>> begin GIVEN RECORDS
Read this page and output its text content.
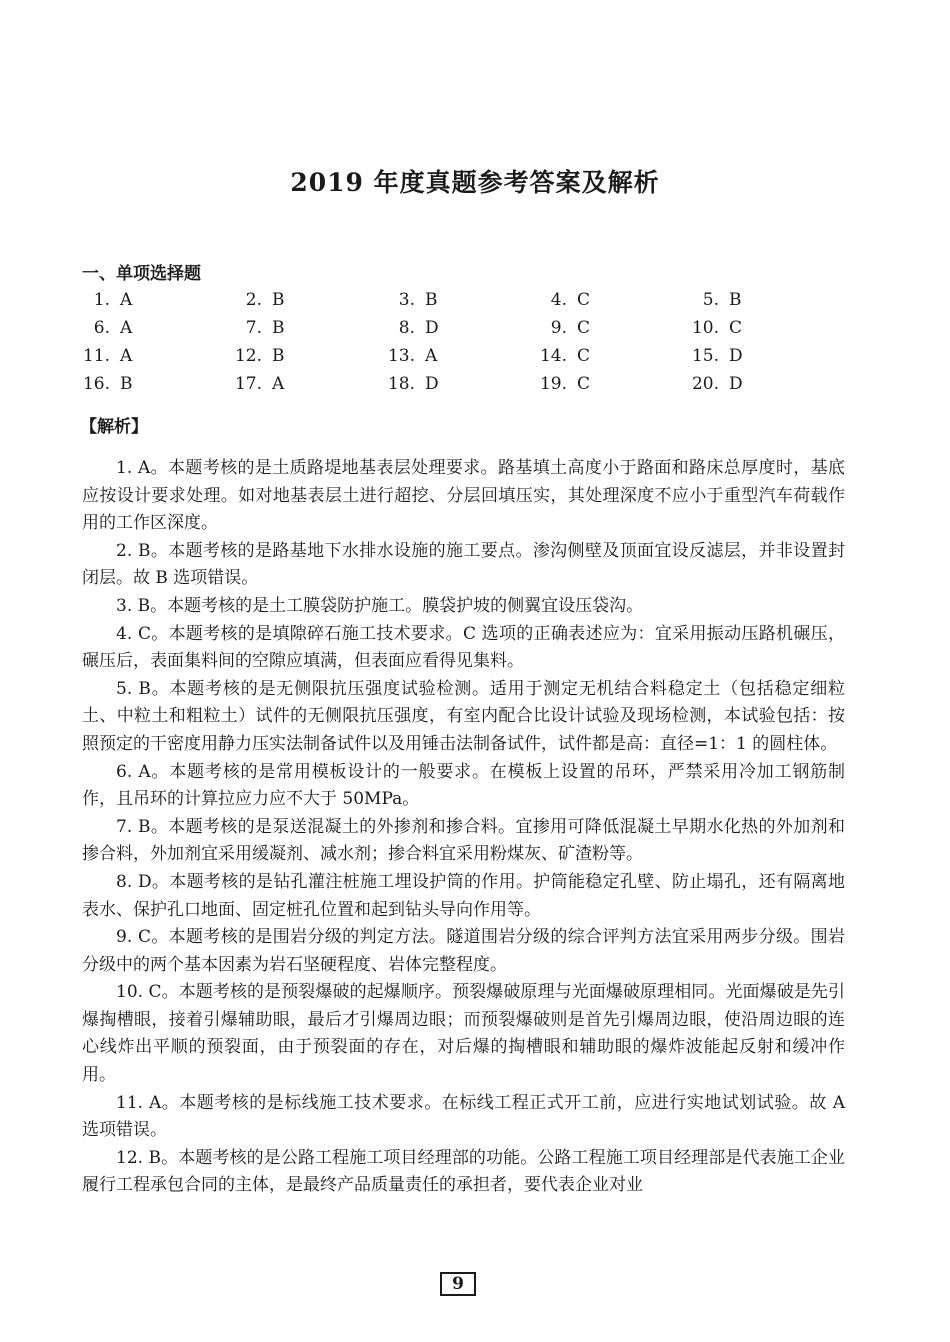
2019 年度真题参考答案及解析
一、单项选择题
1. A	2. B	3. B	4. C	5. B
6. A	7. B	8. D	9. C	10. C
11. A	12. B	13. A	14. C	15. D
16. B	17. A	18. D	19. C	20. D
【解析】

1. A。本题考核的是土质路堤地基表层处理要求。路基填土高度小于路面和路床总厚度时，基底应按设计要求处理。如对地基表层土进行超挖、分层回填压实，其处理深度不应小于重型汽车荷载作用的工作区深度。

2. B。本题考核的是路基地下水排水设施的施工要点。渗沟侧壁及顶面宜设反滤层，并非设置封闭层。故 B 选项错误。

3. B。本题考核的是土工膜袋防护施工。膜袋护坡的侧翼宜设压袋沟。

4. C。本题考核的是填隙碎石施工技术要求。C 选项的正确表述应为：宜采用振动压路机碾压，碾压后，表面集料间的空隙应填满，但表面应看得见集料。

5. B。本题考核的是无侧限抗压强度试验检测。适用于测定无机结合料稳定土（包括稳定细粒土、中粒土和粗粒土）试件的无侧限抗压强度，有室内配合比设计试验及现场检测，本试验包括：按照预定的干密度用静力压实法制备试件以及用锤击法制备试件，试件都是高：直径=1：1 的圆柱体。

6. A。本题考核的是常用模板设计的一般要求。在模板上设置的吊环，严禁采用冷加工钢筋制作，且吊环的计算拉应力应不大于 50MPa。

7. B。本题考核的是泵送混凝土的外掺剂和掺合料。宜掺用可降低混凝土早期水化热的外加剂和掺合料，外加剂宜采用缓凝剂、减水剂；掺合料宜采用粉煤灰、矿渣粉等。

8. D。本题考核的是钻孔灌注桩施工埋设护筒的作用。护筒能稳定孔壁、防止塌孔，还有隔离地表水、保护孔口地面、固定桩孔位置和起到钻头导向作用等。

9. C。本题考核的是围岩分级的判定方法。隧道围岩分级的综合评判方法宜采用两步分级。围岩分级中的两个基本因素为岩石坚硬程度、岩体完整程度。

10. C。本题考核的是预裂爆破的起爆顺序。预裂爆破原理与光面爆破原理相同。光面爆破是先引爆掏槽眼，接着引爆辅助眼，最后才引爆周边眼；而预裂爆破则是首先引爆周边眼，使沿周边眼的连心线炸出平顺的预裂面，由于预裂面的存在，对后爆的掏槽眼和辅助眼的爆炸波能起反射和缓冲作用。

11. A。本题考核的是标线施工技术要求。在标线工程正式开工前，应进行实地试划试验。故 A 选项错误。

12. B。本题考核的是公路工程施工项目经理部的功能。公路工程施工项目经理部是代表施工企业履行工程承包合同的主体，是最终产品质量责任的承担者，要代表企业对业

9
>> end GIVEN RECORDS
>> begin GIVEN RECORDS
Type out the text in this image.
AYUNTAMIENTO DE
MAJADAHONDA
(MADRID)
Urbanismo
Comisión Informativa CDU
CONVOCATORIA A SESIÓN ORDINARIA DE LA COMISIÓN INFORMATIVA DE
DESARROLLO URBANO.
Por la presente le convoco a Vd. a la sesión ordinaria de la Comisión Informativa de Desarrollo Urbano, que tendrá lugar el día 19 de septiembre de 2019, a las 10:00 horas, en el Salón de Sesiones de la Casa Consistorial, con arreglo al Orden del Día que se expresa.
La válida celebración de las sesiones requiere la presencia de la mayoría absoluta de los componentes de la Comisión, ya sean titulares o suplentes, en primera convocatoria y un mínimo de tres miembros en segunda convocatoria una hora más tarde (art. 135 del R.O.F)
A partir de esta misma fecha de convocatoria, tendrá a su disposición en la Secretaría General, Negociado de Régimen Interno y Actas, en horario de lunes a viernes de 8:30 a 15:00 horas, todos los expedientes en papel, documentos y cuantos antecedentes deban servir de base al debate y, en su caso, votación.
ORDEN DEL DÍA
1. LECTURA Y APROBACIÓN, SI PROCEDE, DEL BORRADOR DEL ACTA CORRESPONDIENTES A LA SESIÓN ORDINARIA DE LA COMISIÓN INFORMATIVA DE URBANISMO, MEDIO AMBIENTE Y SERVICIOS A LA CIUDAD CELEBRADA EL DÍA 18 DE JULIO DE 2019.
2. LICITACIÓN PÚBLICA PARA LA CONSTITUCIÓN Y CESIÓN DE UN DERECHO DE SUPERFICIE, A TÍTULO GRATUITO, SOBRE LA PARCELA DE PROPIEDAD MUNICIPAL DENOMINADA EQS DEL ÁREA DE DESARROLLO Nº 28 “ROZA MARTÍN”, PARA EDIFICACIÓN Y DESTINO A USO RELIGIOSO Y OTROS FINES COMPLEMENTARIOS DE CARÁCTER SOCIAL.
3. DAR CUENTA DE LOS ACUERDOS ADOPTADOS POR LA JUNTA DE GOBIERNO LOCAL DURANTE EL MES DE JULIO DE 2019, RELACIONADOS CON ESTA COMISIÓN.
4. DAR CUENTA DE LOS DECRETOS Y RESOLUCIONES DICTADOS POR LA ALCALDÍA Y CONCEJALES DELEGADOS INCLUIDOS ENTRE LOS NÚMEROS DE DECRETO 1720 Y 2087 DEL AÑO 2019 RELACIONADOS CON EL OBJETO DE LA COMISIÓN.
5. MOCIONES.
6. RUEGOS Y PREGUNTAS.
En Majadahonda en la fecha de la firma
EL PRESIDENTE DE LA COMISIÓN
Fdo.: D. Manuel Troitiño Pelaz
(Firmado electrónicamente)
>> end GIVEN RECORDS
**AIM OF THE EXERCISE**
Extract, from the material above, each line holding the word "选项错误".

**FULL RESPONSE**
2. B。本题考核的是路基地下水排水设施的施工要点。渗沟侧壁及顶面宜设反滤层，并非设置封闭层。故 B 选项错误。
11. A。本题考核的是标线施工技术要求。在标线工程正式开工前，应进行实地试划试验。故 A 选项错误。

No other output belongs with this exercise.